Dataset items
%%

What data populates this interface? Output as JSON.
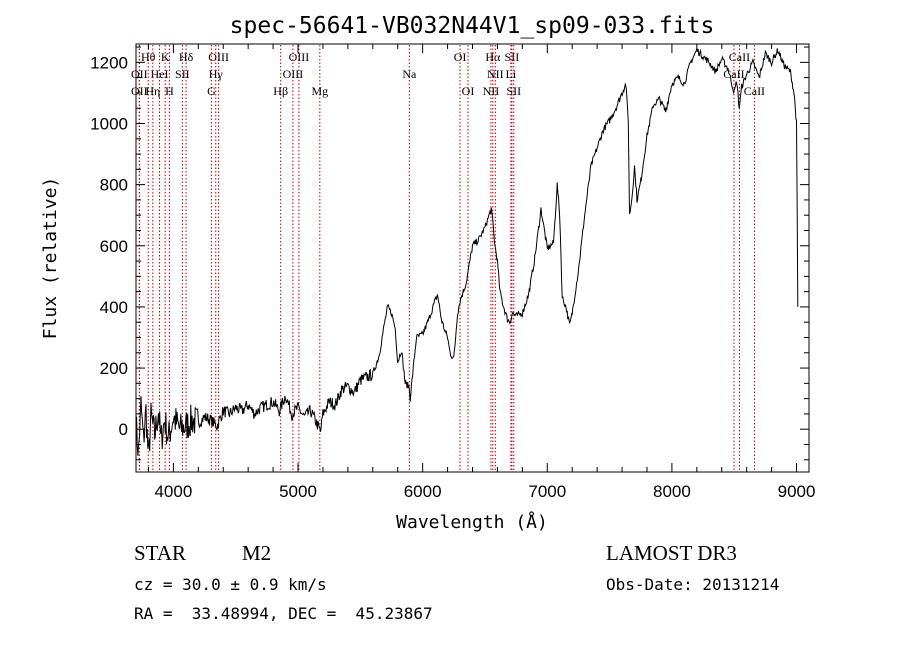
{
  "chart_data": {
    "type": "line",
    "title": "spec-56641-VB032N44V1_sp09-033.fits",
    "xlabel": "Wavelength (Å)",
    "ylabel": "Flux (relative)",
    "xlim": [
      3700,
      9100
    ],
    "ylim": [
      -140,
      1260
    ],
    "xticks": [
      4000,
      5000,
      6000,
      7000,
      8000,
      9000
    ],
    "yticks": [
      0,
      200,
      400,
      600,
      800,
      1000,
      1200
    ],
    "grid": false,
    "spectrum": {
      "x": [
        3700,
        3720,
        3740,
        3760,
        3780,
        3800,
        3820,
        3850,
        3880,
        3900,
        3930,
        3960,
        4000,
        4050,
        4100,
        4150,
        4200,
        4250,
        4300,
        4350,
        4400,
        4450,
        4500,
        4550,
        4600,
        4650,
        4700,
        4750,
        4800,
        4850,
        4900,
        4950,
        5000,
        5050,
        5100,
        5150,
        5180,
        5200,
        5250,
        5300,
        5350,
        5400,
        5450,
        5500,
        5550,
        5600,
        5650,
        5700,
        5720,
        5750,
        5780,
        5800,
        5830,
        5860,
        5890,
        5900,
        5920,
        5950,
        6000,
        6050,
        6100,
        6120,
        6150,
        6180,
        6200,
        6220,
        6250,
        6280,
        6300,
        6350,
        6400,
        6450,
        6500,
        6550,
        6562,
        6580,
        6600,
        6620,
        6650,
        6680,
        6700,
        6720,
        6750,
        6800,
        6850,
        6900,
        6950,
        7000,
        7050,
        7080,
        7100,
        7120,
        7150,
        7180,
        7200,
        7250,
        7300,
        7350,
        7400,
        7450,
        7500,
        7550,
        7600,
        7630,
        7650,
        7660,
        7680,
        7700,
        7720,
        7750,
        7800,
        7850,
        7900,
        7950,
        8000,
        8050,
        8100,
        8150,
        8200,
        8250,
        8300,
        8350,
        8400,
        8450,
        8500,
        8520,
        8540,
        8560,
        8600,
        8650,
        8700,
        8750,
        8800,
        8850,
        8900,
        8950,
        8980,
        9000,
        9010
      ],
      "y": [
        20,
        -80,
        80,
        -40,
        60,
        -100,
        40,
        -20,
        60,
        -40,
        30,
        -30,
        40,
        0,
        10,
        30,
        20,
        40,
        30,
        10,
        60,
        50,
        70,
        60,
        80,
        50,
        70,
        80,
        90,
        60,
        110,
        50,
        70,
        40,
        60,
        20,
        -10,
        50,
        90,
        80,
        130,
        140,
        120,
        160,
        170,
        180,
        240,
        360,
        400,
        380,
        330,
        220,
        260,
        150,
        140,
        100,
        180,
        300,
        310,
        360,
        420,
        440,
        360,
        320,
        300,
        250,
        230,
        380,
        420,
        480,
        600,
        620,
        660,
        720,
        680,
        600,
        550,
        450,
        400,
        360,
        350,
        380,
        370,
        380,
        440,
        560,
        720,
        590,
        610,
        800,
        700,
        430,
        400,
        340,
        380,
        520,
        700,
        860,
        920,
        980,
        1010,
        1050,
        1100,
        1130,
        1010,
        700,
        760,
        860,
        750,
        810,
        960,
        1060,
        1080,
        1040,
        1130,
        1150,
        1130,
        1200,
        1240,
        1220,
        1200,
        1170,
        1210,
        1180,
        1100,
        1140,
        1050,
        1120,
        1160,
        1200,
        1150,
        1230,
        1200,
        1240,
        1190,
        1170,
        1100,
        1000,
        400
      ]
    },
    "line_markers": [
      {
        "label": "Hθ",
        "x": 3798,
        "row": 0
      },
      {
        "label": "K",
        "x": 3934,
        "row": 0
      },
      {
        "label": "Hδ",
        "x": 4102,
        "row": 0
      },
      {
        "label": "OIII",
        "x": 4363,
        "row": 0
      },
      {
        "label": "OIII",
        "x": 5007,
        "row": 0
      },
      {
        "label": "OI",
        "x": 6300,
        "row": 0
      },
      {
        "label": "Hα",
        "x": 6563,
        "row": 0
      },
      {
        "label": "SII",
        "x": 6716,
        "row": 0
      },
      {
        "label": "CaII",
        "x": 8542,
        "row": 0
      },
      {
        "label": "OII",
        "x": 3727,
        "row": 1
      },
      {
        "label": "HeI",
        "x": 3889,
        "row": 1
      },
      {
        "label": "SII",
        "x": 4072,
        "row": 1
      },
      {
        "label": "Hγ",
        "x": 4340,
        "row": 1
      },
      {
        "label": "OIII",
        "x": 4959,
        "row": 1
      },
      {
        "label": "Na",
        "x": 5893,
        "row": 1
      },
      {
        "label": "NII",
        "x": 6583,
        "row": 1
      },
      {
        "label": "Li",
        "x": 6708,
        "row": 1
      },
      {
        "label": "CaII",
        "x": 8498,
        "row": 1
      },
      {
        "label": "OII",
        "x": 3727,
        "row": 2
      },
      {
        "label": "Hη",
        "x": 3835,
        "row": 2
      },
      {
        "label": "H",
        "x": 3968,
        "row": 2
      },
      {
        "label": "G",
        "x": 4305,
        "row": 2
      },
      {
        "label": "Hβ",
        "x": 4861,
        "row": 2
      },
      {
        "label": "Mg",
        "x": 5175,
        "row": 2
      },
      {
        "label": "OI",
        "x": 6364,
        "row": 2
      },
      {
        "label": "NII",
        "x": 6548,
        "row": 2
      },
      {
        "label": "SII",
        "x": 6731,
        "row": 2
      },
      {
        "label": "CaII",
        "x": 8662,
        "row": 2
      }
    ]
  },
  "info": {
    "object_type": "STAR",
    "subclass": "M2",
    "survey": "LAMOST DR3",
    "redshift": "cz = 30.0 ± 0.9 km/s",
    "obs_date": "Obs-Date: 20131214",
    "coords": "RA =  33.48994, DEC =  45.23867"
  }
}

%%

• [Stated goal]:
Copy every line above word for word and exclude the pictures.

• [Result below]:
What data populates this interface? Output as JSON.
{
  "chart_data": {
    "type": "line",
    "title": "spec-56641-VB032N44V1_sp09-033.fits",
    "xlabel": "Wavelength (Å)",
    "ylabel": "Flux (relative)",
    "xlim": [
      3700,
      9100
    ],
    "ylim": [
      -140,
      1260
    ],
    "xticks": [
      4000,
      5000,
      6000,
      7000,
      8000,
      9000
    ],
    "yticks": [
      0,
      200,
      400,
      600,
      800,
      1000,
      1200
    ],
    "grid": false,
    "spectrum": {
      "x": [
        3700,
        3720,
        3740,
        3760,
        3780,
        3800,
        3820,
        3850,
        3880,
        3900,
        3930,
        3960,
        4000,
        4050,
        4100,
        4150,
        4200,
        4250,
        4300,
        4350,
        4400,
        4450,
        4500,
        4550,
        4600,
        4650,
        4700,
        4750,
        4800,
        4850,
        4900,
        4950,
        5000,
        5050,
        5100,
        5150,
        5180,
        5200,
        5250,
        5300,
        5350,
        5400,
        5450,
        5500,
        5550,
        5600,
        5650,
        5700,
        5720,
        5750,
        5780,
        5800,
        5830,
        5860,
        5890,
        5900,
        5920,
        5950,
        6000,
        6050,
        6100,
        6120,
        6150,
        6180,
        6200,
        6220,
        6250,
        6280,
        6300,
        6350,
        6400,
        6450,
        6500,
        6550,
        6562,
        6580,
        6600,
        6620,
        6650,
        6680,
        6700,
        6720,
        6750,
        6800,
        6850,
        6900,
        6950,
        7000,
        7050,
        7080,
        7100,
        7120,
        7150,
        7180,
        7200,
        7250,
        7300,
        7350,
        7400,
        7450,
        7500,
        7550,
        7600,
        7630,
        7650,
        7660,
        7680,
        7700,
        7720,
        7750,
        7800,
        7850,
        7900,
        7950,
        8000,
        8050,
        8100,
        8150,
        8200,
        8250,
        8300,
        8350,
        8400,
        8450,
        8500,
        8520,
        8540,
        8560,
        8600,
        8650,
        8700,
        8750,
        8800,
        8850,
        8900,
        8950,
        8980,
        9000,
        9010
      ],
      "y": [
        20,
        -80,
        80,
        -40,
        60,
        -100,
        40,
        -20,
        60,
        -40,
        30,
        -30,
        40,
        0,
        10,
        30,
        20,
        40,
        30,
        10,
        60,
        50,
        70,
        60,
        80,
        50,
        70,
        80,
        90,
        60,
        110,
        50,
        70,
        40,
        60,
        20,
        -10,
        50,
        90,
        80,
        130,
        140,
        120,
        160,
        170,
        180,
        240,
        360,
        400,
        380,
        330,
        220,
        260,
        150,
        140,
        100,
        180,
        300,
        310,
        360,
        420,
        440,
        360,
        320,
        300,
        250,
        230,
        380,
        420,
        480,
        600,
        620,
        660,
        720,
        680,
        600,
        550,
        450,
        400,
        360,
        350,
        380,
        370,
        380,
        440,
        560,
        720,
        590,
        610,
        800,
        700,
        430,
        400,
        340,
        380,
        520,
        700,
        860,
        920,
        980,
        1010,
        1050,
        1100,
        1130,
        1010,
        700,
        760,
        860,
        750,
        810,
        960,
        1060,
        1080,
        1040,
        1130,
        1150,
        1130,
        1200,
        1240,
        1220,
        1200,
        1170,
        1210,
        1180,
        1100,
        1140,
        1050,
        1120,
        1160,
        1200,
        1150,
        1230,
        1200,
        1240,
        1190,
        1170,
        1100,
        1000,
        400
      ]
    },
    "line_markers": [
      {
        "label": "Hθ",
        "x": 3798,
        "row": 0
      },
      {
        "label": "K",
        "x": 3934,
        "row": 0
      },
      {
        "label": "Hδ",
        "x": 4102,
        "row": 0
      },
      {
        "label": "OIII",
        "x": 4363,
        "row": 0
      },
      {
        "label": "OIII",
        "x": 5007,
        "row": 0
      },
      {
        "label": "OI",
        "x": 6300,
        "row": 0
      },
      {
        "label": "Hα",
        "x": 6563,
        "row": 0
      },
      {
        "label": "SII",
        "x": 6716,
        "row": 0
      },
      {
        "label": "CaII",
        "x": 8542,
        "row": 0
      },
      {
        "label": "OII",
        "x": 3727,
        "row": 1
      },
      {
        "label": "HeI",
        "x": 3889,
        "row": 1
      },
      {
        "label": "SII",
        "x": 4072,
        "row": 1
      },
      {
        "label": "Hγ",
        "x": 4340,
        "row": 1
      },
      {
        "label": "OIII",
        "x": 4959,
        "row": 1
      },
      {
        "label": "Na",
        "x": 5893,
        "row": 1
      },
      {
        "label": "NII",
        "x": 6583,
        "row": 1
      },
      {
        "label": "Li",
        "x": 6708,
        "row": 1
      },
      {
        "label": "CaII",
        "x": 8498,
        "row": 1
      },
      {
        "label": "OII",
        "x": 3727,
        "row": 2
      },
      {
        "label": "Hη",
        "x": 3835,
        "row": 2
      },
      {
        "label": "H",
        "x": 3968,
        "row": 2
      },
      {
        "label": "G",
        "x": 4305,
        "row": 2
      },
      {
        "label": "Hβ",
        "x": 4861,
        "row": 2
      },
      {
        "label": "Mg",
        "x": 5175,
        "row": 2
      },
      {
        "label": "OI",
        "x": 6364,
        "row": 2
      },
      {
        "label": "NII",
        "x": 6548,
        "row": 2
      },
      {
        "label": "SII",
        "x": 6731,
        "row": 2
      },
      {
        "label": "CaII",
        "x": 8662,
        "row": 2
      }
    ]
  },
  "info": {
    "object_type": "STAR",
    "subclass": "M2",
    "survey": "LAMOST DR3",
    "redshift": "cz = 30.0 ± 0.9 km/s",
    "obs_date": "Obs-Date: 20131214",
    "coords": "RA =  33.48994, DEC =  45.23867"
  }
}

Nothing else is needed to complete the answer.